* Available records *
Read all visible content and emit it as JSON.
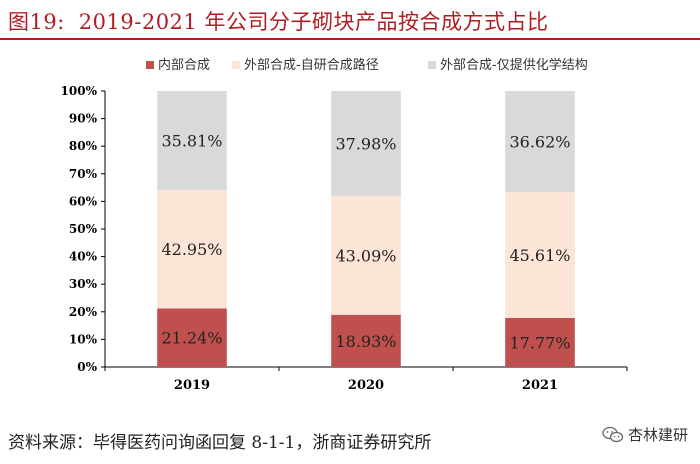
{
  "title": {
    "figure": "图19:",
    "text": "2019-2021 年公司分子砌块产品按合成方式占比"
  },
  "source": "资料来源：毕得医药问询函回复 8-1-1，浙商证券研究所",
  "watermark": {
    "icon": "wechat-icon",
    "text": "杏林建研"
  },
  "chart_data": {
    "type": "bar",
    "stacked": true,
    "categories": [
      "2019",
      "2020",
      "2021"
    ],
    "series": [
      {
        "name": "内部合成",
        "values": [
          21.24,
          18.93,
          17.77
        ],
        "labels": [
          "21.24%",
          "18.93%",
          "17.77%"
        ],
        "color": "#c0504d"
      },
      {
        "name": "外部合成-自研合成路径",
        "values": [
          42.95,
          43.09,
          45.61
        ],
        "labels": [
          "42.95%",
          "43.09%",
          "45.61%"
        ],
        "color": "#fce4d6"
      },
      {
        "name": "外部合成-仅提供化学结构",
        "values": [
          35.81,
          37.98,
          36.62
        ],
        "labels": [
          "35.81%",
          "37.98%",
          "36.62%"
        ],
        "color": "#d9d9d9"
      }
    ],
    "yticks": [
      "0%",
      "10%",
      "20%",
      "30%",
      "40%",
      "50%",
      "60%",
      "70%",
      "80%",
      "90%",
      "100%"
    ],
    "ylim": [
      0,
      100
    ],
    "legend_position": "top",
    "grid": false
  }
}
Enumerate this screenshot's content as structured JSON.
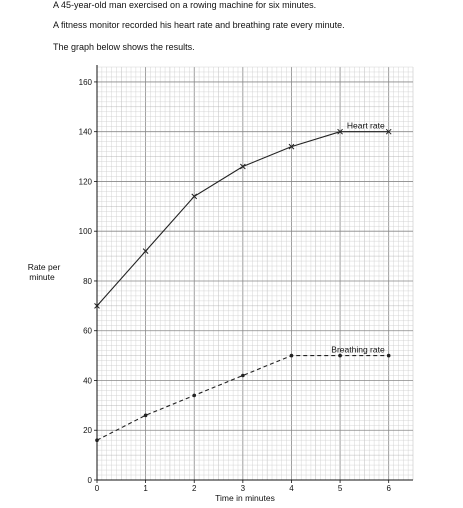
{
  "intro": {
    "line1": "A 45-year-old man exercised on a rowing machine for six minutes.",
    "line2": "A fitness monitor recorded his heart rate and breathing rate every minute.",
    "line3": "The graph below shows the results."
  },
  "chart_data": {
    "type": "line",
    "title": "",
    "xlabel": "Time in minutes",
    "ylabel_lines": [
      "Rate per",
      "minute"
    ],
    "xlim": [
      0,
      6.5
    ],
    "ylim": [
      0,
      166
    ],
    "x_ticks": [
      0,
      1,
      2,
      3,
      4,
      5,
      6
    ],
    "y_ticks": [
      0,
      20,
      40,
      60,
      80,
      100,
      120,
      140,
      160
    ],
    "grid": true,
    "series": [
      {
        "name": "Heart rate",
        "x": [
          0,
          1,
          2,
          3,
          4,
          5,
          6
        ],
        "y": [
          70,
          92,
          114,
          126,
          134,
          140,
          140
        ],
        "marker": "cross",
        "dash": "solid",
        "color": "#222222"
      },
      {
        "name": "Breathing rate",
        "x": [
          0,
          1,
          2,
          3,
          4,
          5,
          6
        ],
        "y": [
          16,
          26,
          34,
          42,
          50,
          50,
          50
        ],
        "marker": "dot",
        "dash": "dashed",
        "color": "#222222"
      }
    ]
  }
}
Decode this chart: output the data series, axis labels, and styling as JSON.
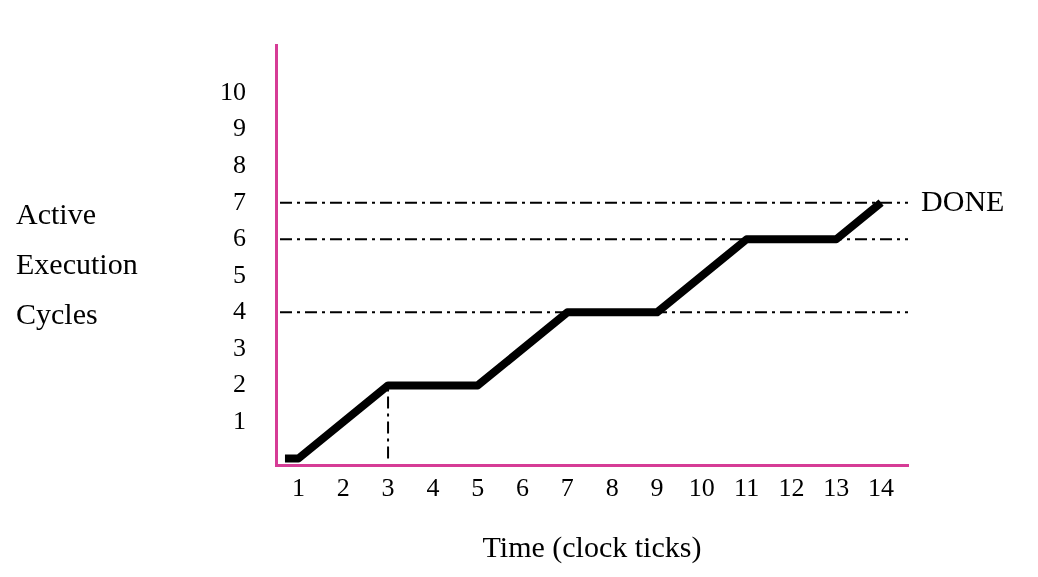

* Problem description *
Copy out each line of the entries that holds "text".

* Finished answer *
    "text": "2019-2021 年公司分子砌块产品按合成方式占比"
    "text": "杏林建研"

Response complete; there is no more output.